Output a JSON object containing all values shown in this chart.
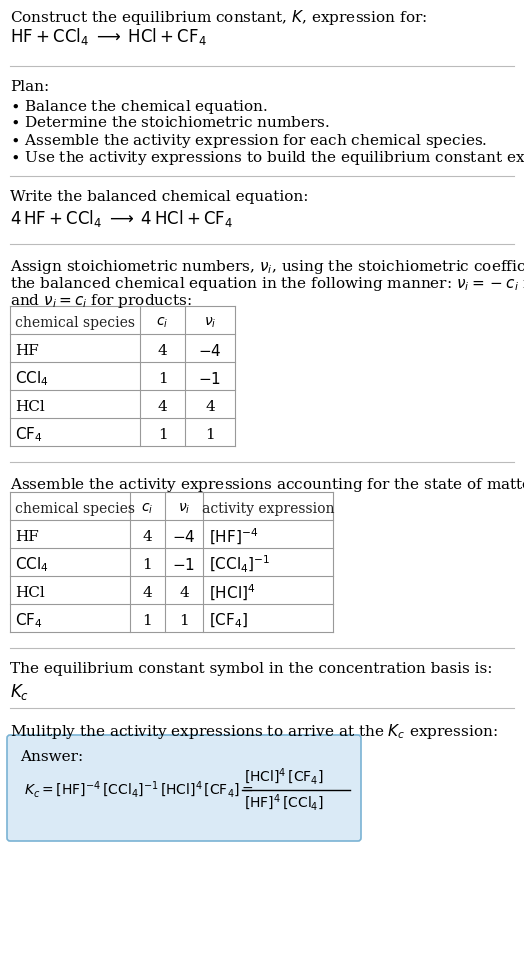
{
  "bg_color": "#ffffff",
  "text_color": "#000000",
  "table_border_color": "#999999",
  "separator_color": "#cccccc",
  "answer_box_color": "#daeaf6",
  "answer_box_border": "#7ab3d4",
  "font_size": 11,
  "small_font_size": 10,
  "table1_rows": [
    [
      "HF",
      "4",
      "$-4$"
    ],
    [
      "$\\mathrm{CCl_4}$",
      "1",
      "$-1$"
    ],
    [
      "HCl",
      "4",
      "4"
    ],
    [
      "$\\mathrm{CF_4}$",
      "1",
      "1"
    ]
  ],
  "table2_rows": [
    [
      "HF",
      "4",
      "$-4$",
      "$[\\mathrm{HF}]^{-4}$"
    ],
    [
      "$\\mathrm{CCl_4}$",
      "1",
      "$-1$",
      "$[\\mathrm{CCl_4}]^{-1}$"
    ],
    [
      "HCl",
      "4",
      "4",
      "$[\\mathrm{HCl}]^{4}$"
    ],
    [
      "$\\mathrm{CF_4}$",
      "1",
      "1",
      "$[\\mathrm{CF_4}]$"
    ]
  ]
}
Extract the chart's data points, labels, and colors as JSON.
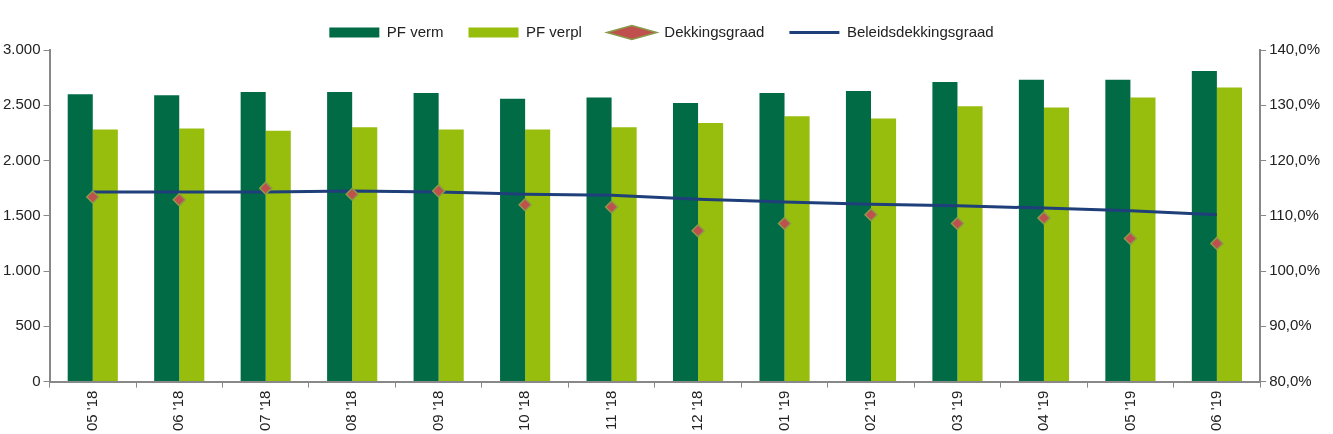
{
  "chart_data": {
    "type": "bar",
    "categories": [
      "05 '18",
      "06 '18",
      "07 '18",
      "08 '18",
      "09 '18",
      "10 '18",
      "11 '18",
      "12 '18",
      "01 '19",
      "02 '19",
      "03 '19",
      "04 '19",
      "05 '19",
      "06 '19"
    ],
    "series": [
      {
        "name": "PF verm",
        "color": "#006b45",
        "values": [
          2600,
          2590,
          2620,
          2620,
          2610,
          2560,
          2570,
          2520,
          2610,
          2630,
          2710,
          2730,
          2730,
          2810
        ]
      },
      {
        "name": "PF verpl",
        "color": "#97be0d",
        "values": [
          2280,
          2290,
          2270,
          2300,
          2280,
          2280,
          2300,
          2340,
          2400,
          2380,
          2490,
          2480,
          2570,
          2660
        ]
      },
      {
        "name": "Dekkingsgraad",
        "type": "scatter",
        "axis": "y2",
        "marker": "diamond",
        "color": "#c0504d",
        "values": [
          113.4,
          112.9,
          115.0,
          113.9,
          114.5,
          112.0,
          111.6,
          107.3,
          108.6,
          110.2,
          108.6,
          109.6,
          105.9,
          105.0
        ]
      },
      {
        "name": "Beleidsdekkingsgraad",
        "type": "line",
        "axis": "y2",
        "marker": "none",
        "color": "#1f3f7a",
        "values": [
          114.3,
          114.3,
          114.3,
          114.5,
          114.3,
          113.9,
          113.7,
          113.0,
          112.5,
          112.1,
          111.8,
          111.4,
          110.9,
          110.2
        ]
      }
    ],
    "ylim": [
      0,
      3000
    ],
    "yticks": [
      0,
      {
        "value": 500,
        "label": "500"
      },
      {
        "value": 1000,
        "label": "1.000"
      },
      {
        "value": 1500,
        "label": "1.500"
      },
      {
        "value": 2000,
        "label": "2.000"
      },
      {
        "value": 2500,
        "label": "2.500"
      },
      {
        "value": 3000,
        "label": "3.000"
      }
    ],
    "y2lim": [
      80,
      140
    ],
    "y2ticks": [
      {
        "value": 80,
        "label": "80,0%"
      },
      {
        "value": 90,
        "label": "90,0%"
      },
      {
        "value": 100,
        "label": "100,0%"
      },
      {
        "value": 110,
        "label": "110,0%"
      },
      {
        "value": 120,
        "label": "120,0%"
      },
      {
        "value": 130,
        "label": "130,0%"
      },
      {
        "value": 140,
        "label": "140,0%"
      }
    ],
    "grid": false,
    "legend": "top"
  }
}
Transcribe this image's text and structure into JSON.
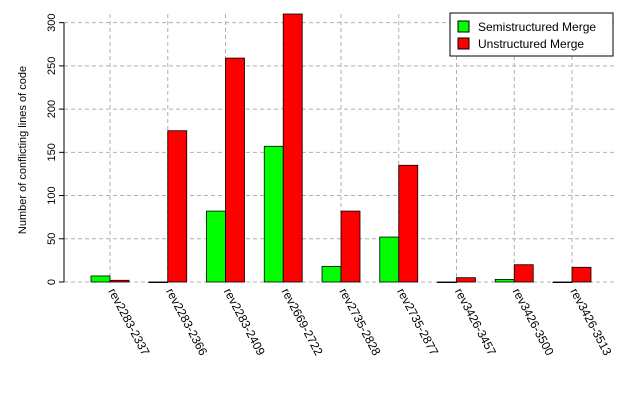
{
  "chart_data": {
    "type": "bar",
    "title": "",
    "xlabel": "",
    "ylabel": "Number of conflicting lines of code",
    "ylim": [
      0,
      310
    ],
    "yticks": [
      0,
      50,
      100,
      150,
      200,
      250,
      300
    ],
    "grid": true,
    "legend_position": "top-right",
    "categories": [
      "rev2283-2337",
      "rev2283-2366",
      "rev2283-2409",
      "rev2669-2722",
      "rev2735-2828",
      "rev2735-2877",
      "rev3426-3457",
      "rev3426-3500",
      "rev3426-3513"
    ],
    "series": [
      {
        "name": "Semistructured Merge",
        "color": "#00ff00",
        "values": [
          7,
          0,
          82,
          157,
          18,
          52,
          0,
          3,
          0
        ]
      },
      {
        "name": "Unstructured Merge",
        "color": "#ff0000",
        "values": [
          2,
          175,
          259,
          310,
          82,
          135,
          5,
          20,
          17
        ]
      }
    ]
  }
}
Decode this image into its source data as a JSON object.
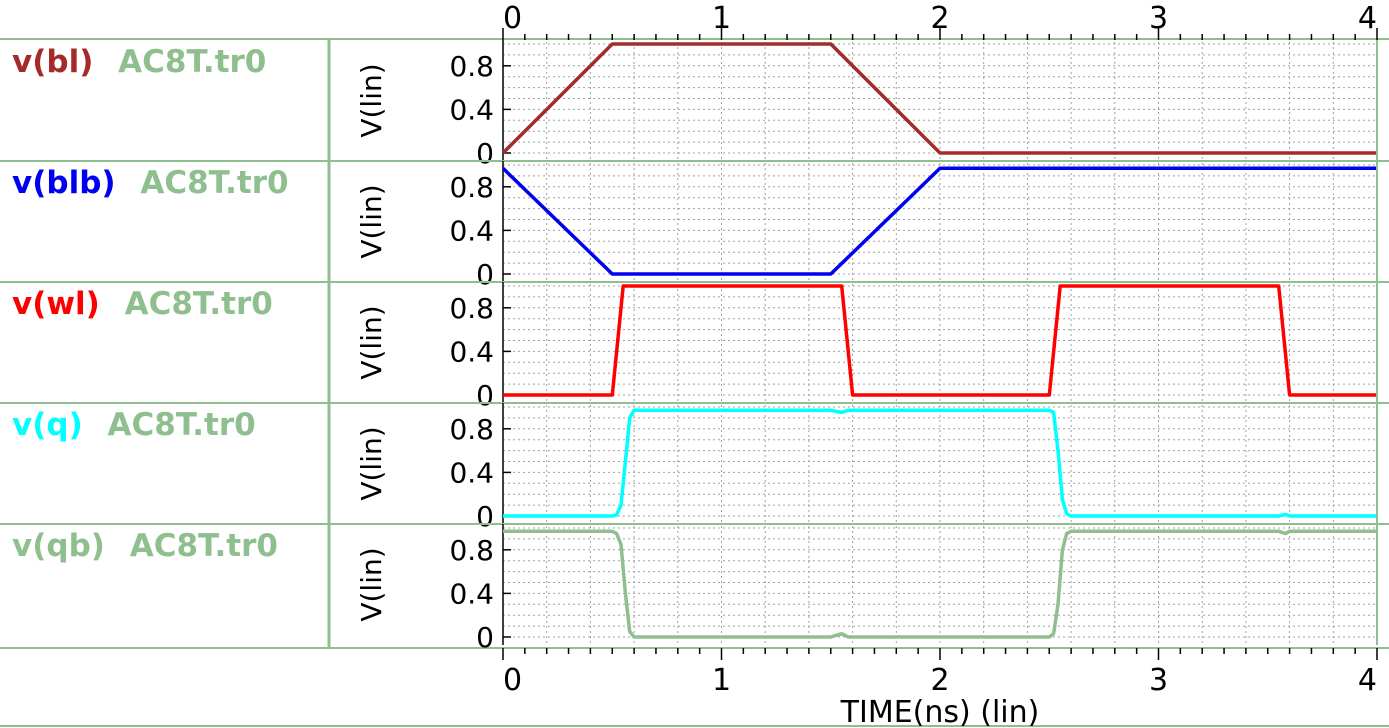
{
  "colors": {
    "background": "#ffffff",
    "frame": "#8fbf8f",
    "grid": "#a0a0a0",
    "file_label": "#8fbf8f",
    "text": "#000000"
  },
  "legend": [
    {
      "signal": "v(bl)",
      "file": "AC8T.tr0",
      "color": "#a52a2a"
    },
    {
      "signal": "v(blb)",
      "file": "AC8T.tr0",
      "color": "#0000ee"
    },
    {
      "signal": "v(wl)",
      "file": "AC8T.tr0",
      "color": "#ff0000"
    },
    {
      "signal": "v(q)",
      "file": "AC8T.tr0",
      "color": "#00ffff"
    },
    {
      "signal": "v(qb)",
      "file": "AC8T.tr0",
      "color": "#8fbf8f"
    }
  ],
  "chart_data": {
    "type": "line",
    "layout": "stacked-panels",
    "xlabel": "TIME(ns) (lin)",
    "xlim": [
      0,
      4
    ],
    "x_ticks": [
      "0",
      "1",
      "2",
      "3",
      "4"
    ],
    "grid": true,
    "panels": [
      {
        "series_name": "v(bl)",
        "file": "AC8T.tr0",
        "color": "#a52a2a",
        "ylabel": "V(lin)",
        "ylim": [
          0,
          1.0
        ],
        "y_ticks": [
          "0",
          "0.4",
          "0.8"
        ],
        "x": [
          0,
          0.5,
          1.5,
          2.0,
          4.0
        ],
        "y": [
          0,
          1.0,
          1.0,
          0,
          0
        ]
      },
      {
        "series_name": "v(blb)",
        "file": "AC8T.tr0",
        "color": "#0000ee",
        "ylabel": "V(lin)",
        "ylim": [
          0,
          1.0
        ],
        "y_ticks": [
          "0",
          "0.4",
          "0.8"
        ],
        "x": [
          0,
          0.5,
          1.5,
          2.0,
          4.0
        ],
        "y": [
          0.97,
          0,
          0,
          0.97,
          0.97
        ]
      },
      {
        "series_name": "v(wl)",
        "file": "AC8T.tr0",
        "color": "#ff0000",
        "ylabel": "V(lin)",
        "ylim": [
          0,
          1.0
        ],
        "y_ticks": [
          "0",
          "0.4",
          "0.8"
        ],
        "x": [
          0,
          0.5,
          0.55,
          1.55,
          1.6,
          2.5,
          2.55,
          3.55,
          3.6,
          4.0
        ],
        "y": [
          0,
          0,
          1.0,
          1.0,
          0,
          0,
          1.0,
          1.0,
          0,
          0
        ]
      },
      {
        "series_name": "v(q)",
        "file": "AC8T.tr0",
        "color": "#00ffff",
        "ylabel": "V(lin)",
        "ylim": [
          0,
          1.0
        ],
        "y_ticks": [
          "0",
          "0.4",
          "0.8"
        ],
        "x": [
          0,
          0.5,
          0.52,
          0.54,
          0.56,
          0.58,
          0.6,
          1.5,
          1.55,
          1.58,
          1.6,
          2.5,
          2.52,
          2.54,
          2.56,
          2.58,
          2.6,
          3.55,
          3.58,
          3.6,
          4.0
        ],
        "y": [
          0,
          0,
          0.01,
          0.1,
          0.5,
          0.9,
          0.97,
          0.97,
          0.95,
          0.97,
          0.97,
          0.97,
          0.95,
          0.6,
          0.15,
          0.02,
          0,
          0,
          0.015,
          0,
          0
        ]
      },
      {
        "series_name": "v(qb)",
        "file": "AC8T.tr0",
        "color": "#8fbf8f",
        "ylabel": "V(lin)",
        "ylim": [
          0,
          1.0
        ],
        "y_ticks": [
          "0",
          "0.4",
          "0.8"
        ],
        "x": [
          0,
          0.5,
          0.52,
          0.54,
          0.56,
          0.58,
          0.6,
          1.5,
          1.55,
          1.58,
          1.6,
          2.5,
          2.52,
          2.54,
          2.56,
          2.58,
          2.6,
          3.55,
          3.58,
          3.6,
          4.0
        ],
        "y": [
          0.97,
          0.97,
          0.95,
          0.85,
          0.4,
          0.05,
          0,
          0,
          0.03,
          0,
          0,
          0,
          0.03,
          0.3,
          0.8,
          0.95,
          0.97,
          0.97,
          0.95,
          0.97,
          0.97
        ]
      }
    ]
  }
}
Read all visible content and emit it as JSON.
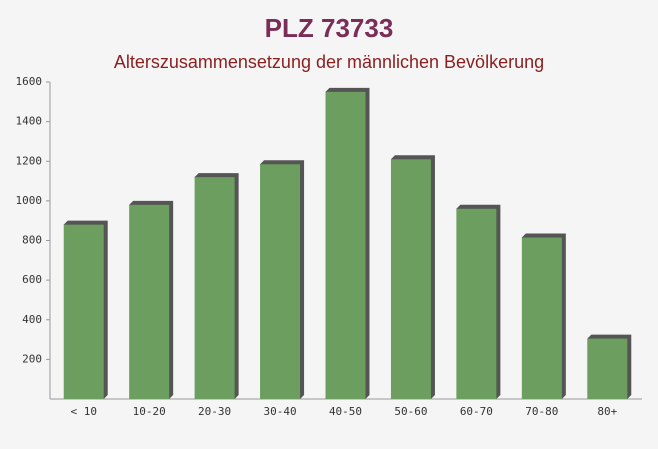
{
  "chart_data": {
    "type": "bar",
    "title": "PLZ 73733",
    "subtitle": "Alterszusammensetzung der männlichen Bevölkerung",
    "categories": [
      "< 10",
      "10-20",
      "20-30",
      "30-40",
      "40-50",
      "50-60",
      "60-70",
      "70-80",
      "80+"
    ],
    "values": [
      880,
      980,
      1120,
      1185,
      1550,
      1210,
      960,
      815,
      305
    ],
    "color": "#6b9e5f",
    "ylim": [
      0,
      1600
    ],
    "yticks": [
      200,
      400,
      600,
      800,
      1000,
      1200,
      1400,
      1600
    ],
    "grid": false
  }
}
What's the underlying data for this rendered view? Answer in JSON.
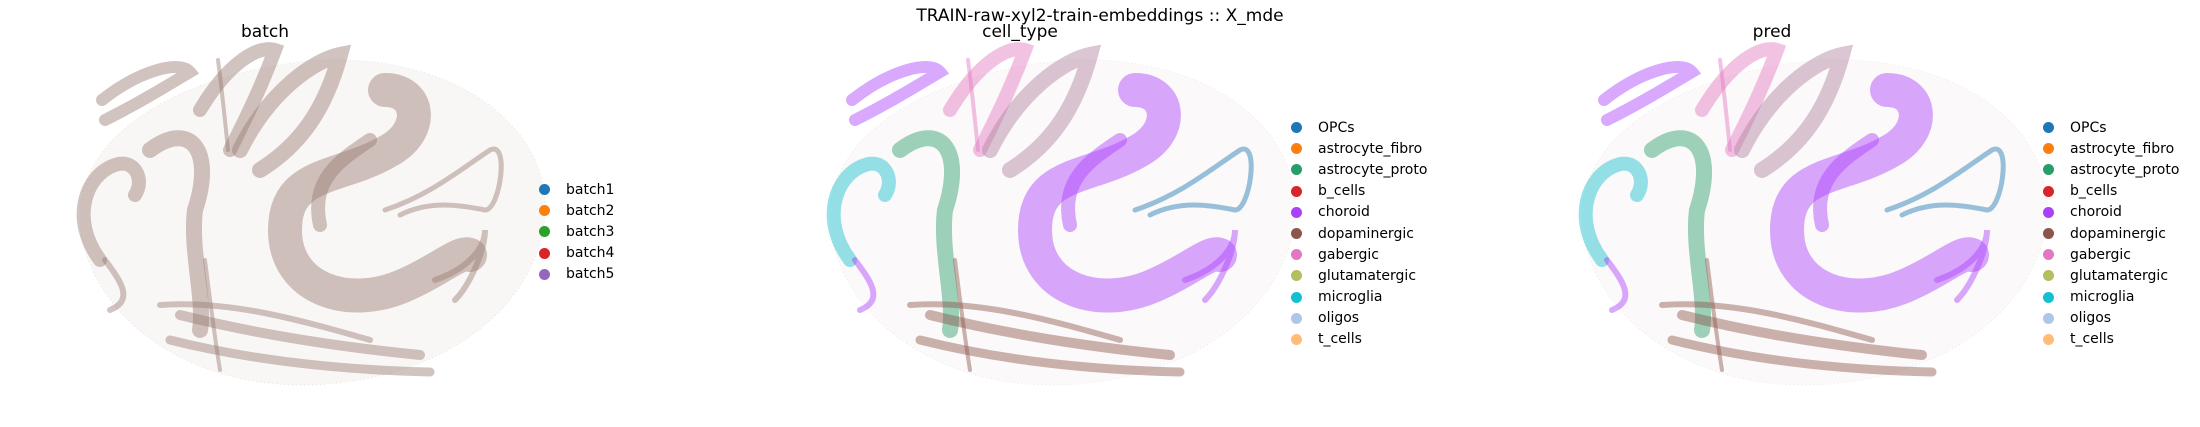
{
  "figure": {
    "suptitle": "TRAIN-raw-xyl2-train-embeddings :: X_mde"
  },
  "chart_data": [
    {
      "type": "scatter",
      "title": "batch",
      "legend_position": "right",
      "legend": [
        {
          "label": "batch1",
          "color": "#1f77b4"
        },
        {
          "label": "batch2",
          "color": "#ff7f0e"
        },
        {
          "label": "batch3",
          "color": "#2ca02c"
        },
        {
          "label": "batch4",
          "color": "#d62728"
        },
        {
          "label": "batch5",
          "color": "#9467bd"
        }
      ]
    },
    {
      "type": "scatter",
      "title": "cell_type",
      "legend_position": "right",
      "legend": [
        {
          "label": "OPCs",
          "color": "#1f77b4"
        },
        {
          "label": "astrocyte_fibro",
          "color": "#ff7f0e"
        },
        {
          "label": "astrocyte_proto",
          "color": "#279e68"
        },
        {
          "label": "b_cells",
          "color": "#d62728"
        },
        {
          "label": "choroid",
          "color": "#aa40fc"
        },
        {
          "label": "dopaminergic",
          "color": "#8c564b"
        },
        {
          "label": "gabergic",
          "color": "#e377c2"
        },
        {
          "label": "glutamatergic",
          "color": "#b5bd61"
        },
        {
          "label": "microglia",
          "color": "#17becf"
        },
        {
          "label": "oligos",
          "color": "#aec7e8"
        },
        {
          "label": "t_cells",
          "color": "#ffbb78"
        }
      ]
    },
    {
      "type": "scatter",
      "title": "pred",
      "legend_position": "right",
      "legend": [
        {
          "label": "OPCs",
          "color": "#1f77b4"
        },
        {
          "label": "astrocyte_fibro",
          "color": "#ff7f0e"
        },
        {
          "label": "astrocyte_proto",
          "color": "#279e68"
        },
        {
          "label": "b_cells",
          "color": "#d62728"
        },
        {
          "label": "choroid",
          "color": "#aa40fc"
        },
        {
          "label": "dopaminergic",
          "color": "#8c564b"
        },
        {
          "label": "gabergic",
          "color": "#e377c2"
        },
        {
          "label": "glutamatergic",
          "color": "#b5bd61"
        },
        {
          "label": "microglia",
          "color": "#17becf"
        },
        {
          "label": "oligos",
          "color": "#aec7e8"
        },
        {
          "label": "t_cells",
          "color": "#ffbb78"
        }
      ]
    }
  ]
}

* _YOUR GOAL_
Take each line of the material that contains the word "this" and list it.

* _FULL OUTPUT_
Output a JSON object containing all values shown in this chart.
Transcribe this image's text and structure into JSON.
Decode this image into its source data as a JSON object.
What's the underlying data for this rendered view? Answer in JSON.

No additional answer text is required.